What is being asked =
Print each line of the listing once more, precisely as given.

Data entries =
__________________________________________________

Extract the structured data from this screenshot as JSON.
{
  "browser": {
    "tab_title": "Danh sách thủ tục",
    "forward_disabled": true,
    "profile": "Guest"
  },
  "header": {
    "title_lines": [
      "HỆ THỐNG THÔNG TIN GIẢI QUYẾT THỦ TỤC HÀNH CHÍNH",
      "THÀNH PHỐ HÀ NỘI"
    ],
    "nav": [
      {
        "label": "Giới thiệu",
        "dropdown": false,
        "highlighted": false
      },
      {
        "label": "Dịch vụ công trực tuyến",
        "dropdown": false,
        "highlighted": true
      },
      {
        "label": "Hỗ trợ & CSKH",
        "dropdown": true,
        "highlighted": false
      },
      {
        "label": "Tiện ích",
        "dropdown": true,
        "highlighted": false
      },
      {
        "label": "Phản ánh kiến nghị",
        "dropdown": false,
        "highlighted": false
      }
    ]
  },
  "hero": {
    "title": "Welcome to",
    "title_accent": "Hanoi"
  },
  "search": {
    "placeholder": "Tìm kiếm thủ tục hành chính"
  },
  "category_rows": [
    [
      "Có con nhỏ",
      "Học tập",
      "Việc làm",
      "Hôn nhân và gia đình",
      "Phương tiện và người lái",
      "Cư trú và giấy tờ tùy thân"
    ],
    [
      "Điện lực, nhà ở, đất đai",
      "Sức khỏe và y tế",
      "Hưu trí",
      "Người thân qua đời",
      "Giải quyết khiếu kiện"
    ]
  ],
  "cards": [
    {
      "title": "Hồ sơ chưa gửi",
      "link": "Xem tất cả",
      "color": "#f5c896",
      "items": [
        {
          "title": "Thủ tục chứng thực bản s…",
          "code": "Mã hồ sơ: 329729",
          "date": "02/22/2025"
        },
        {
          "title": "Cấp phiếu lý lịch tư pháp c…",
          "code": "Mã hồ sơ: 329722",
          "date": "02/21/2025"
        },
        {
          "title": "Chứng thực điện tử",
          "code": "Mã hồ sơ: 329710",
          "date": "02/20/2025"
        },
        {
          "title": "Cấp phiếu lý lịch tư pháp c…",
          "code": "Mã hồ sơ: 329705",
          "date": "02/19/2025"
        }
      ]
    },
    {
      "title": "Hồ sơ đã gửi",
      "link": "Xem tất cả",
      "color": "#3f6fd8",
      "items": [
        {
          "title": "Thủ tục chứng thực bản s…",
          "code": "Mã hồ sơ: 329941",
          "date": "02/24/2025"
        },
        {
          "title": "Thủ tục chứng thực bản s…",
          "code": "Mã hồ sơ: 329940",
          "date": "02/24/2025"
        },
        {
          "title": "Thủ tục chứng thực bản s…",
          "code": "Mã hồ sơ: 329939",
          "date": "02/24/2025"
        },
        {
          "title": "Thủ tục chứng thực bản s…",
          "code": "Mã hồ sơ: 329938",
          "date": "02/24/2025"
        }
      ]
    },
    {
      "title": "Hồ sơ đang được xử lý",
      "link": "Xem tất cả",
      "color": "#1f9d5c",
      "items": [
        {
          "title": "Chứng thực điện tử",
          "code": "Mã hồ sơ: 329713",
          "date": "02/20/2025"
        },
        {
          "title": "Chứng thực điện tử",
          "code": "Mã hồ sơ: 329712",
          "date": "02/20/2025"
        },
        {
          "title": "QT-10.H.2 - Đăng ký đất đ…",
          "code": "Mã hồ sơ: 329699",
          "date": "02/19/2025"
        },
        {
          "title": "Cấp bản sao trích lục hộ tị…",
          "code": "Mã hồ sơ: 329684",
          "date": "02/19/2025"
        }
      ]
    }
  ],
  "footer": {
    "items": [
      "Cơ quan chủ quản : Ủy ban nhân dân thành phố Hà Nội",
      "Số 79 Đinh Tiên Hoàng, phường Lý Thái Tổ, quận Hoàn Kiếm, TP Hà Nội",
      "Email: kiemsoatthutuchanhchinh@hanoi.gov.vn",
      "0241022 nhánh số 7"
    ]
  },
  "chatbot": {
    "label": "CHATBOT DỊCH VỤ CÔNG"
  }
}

__________________________________________________

Response =
Extract the structured data from this screenshot as JSON.
{
  "browser": {
    "tab_title": "Danh sách thủ tục",
    "forward_disabled": true,
    "profile": "Guest"
  },
  "header": {
    "title_lines": [
      "HỆ THỐNG THÔNG TIN GIẢI QUYẾT THỦ TỤC HÀNH CHÍNH",
      "THÀNH PHỐ HÀ NỘI"
    ],
    "nav": [
      {
        "label": "Giới thiệu",
        "dropdown": false,
        "highlighted": false
      },
      {
        "label": "Dịch vụ công trực tuyến",
        "dropdown": false,
        "highlighted": true
      },
      {
        "label": "Hỗ trợ & CSKH",
        "dropdown": true,
        "highlighted": false
      },
      {
        "label": "Tiện ích",
        "dropdown": true,
        "highlighted": false
      },
      {
        "label": "Phản ánh kiến nghị",
        "dropdown": false,
        "highlighted": false
      }
    ]
  },
  "hero": {
    "title": "Welcome to",
    "title_accent": "Hanoi"
  },
  "search": {
    "placeholder": "Tìm kiếm thủ tục hành chính"
  },
  "category_rows": [
    [
      "Có con nhỏ",
      "Học tập",
      "Việc làm",
      "Hôn nhân và gia đình",
      "Phương tiện và người lái",
      "Cư trú và giấy tờ tùy thân"
    ],
    [
      "Điện lực, nhà ở, đất đai",
      "Sức khỏe và y tế",
      "Hưu trí",
      "Người thân qua đời",
      "Giải quyết khiếu kiện"
    ]
  ],
  "cards": [
    {
      "title": "Hồ sơ chưa gửi",
      "link": "Xem tất cả",
      "color": "#f5c896",
      "items": [
        {
          "title": "Thủ tục chứng thực bản s…",
          "code": "Mã hồ sơ: 329729",
          "date": "02/22/2025"
        },
        {
          "title": "Cấp phiếu lý lịch tư pháp c…",
          "code": "Mã hồ sơ: 329722",
          "date": "02/21/2025"
        },
        {
          "title": "Chứng thực điện tử",
          "code": "Mã hồ sơ: 329710",
          "date": "02/20/2025"
        },
        {
          "title": "Cấp phiếu lý lịch tư pháp c…",
          "code": "Mã hồ sơ: 329705",
          "date": "02/19/2025"
        }
      ]
    },
    {
      "title": "Hồ sơ đã gửi",
      "link": "Xem tất cả",
      "color": "#3f6fd8",
      "items": [
        {
          "title": "Thủ tục chứng thực bản s…",
          "code": "Mã hồ sơ: 329941",
          "date": "02/24/2025"
        },
        {
          "title": "Thủ tục chứng thực bản s…",
          "code": "Mã hồ sơ: 329940",
          "date": "02/24/2025"
        },
        {
          "title": "Thủ tục chứng thực bản s…",
          "code": "Mã hồ sơ: 329939",
          "date": "02/24/2025"
        },
        {
          "title": "Thủ tục chứng thực bản s…",
          "code": "Mã hồ sơ: 329938",
          "date": "02/24/2025"
        }
      ]
    },
    {
      "title": "Hồ sơ đang được xử lý",
      "link": "Xem tất cả",
      "color": "#1f9d5c",
      "items": [
        {
          "title": "Chứng thực điện tử",
          "code": "Mã hồ sơ: 329713",
          "date": "02/20/2025"
        },
        {
          "title": "Chứng thực điện tử",
          "code": "Mã hồ sơ: 329712",
          "date": "02/20/2025"
        },
        {
          "title": "QT-10.H.2 - Đăng ký đất đ…",
          "code": "Mã hồ sơ: 329699",
          "date": "02/19/2025"
        },
        {
          "title": "Cấp bản sao trích lục hộ tị…",
          "code": "Mã hồ sơ: 329684",
          "date": "02/19/2025"
        }
      ]
    }
  ],
  "footer": {
    "items": [
      "Cơ quan chủ quản : Ủy ban nhân dân thành phố Hà Nội",
      "Số 79 Đinh Tiên Hoàng, phường Lý Thái Tổ, quận Hoàn Kiếm, TP Hà Nội",
      "Email: kiemsoatthutuchanhchinh@hanoi.gov.vn",
      "0241022 nhánh số 7"
    ]
  },
  "chatbot": {
    "label": "CHATBOT DỊCH VỤ CÔNG"
  }
}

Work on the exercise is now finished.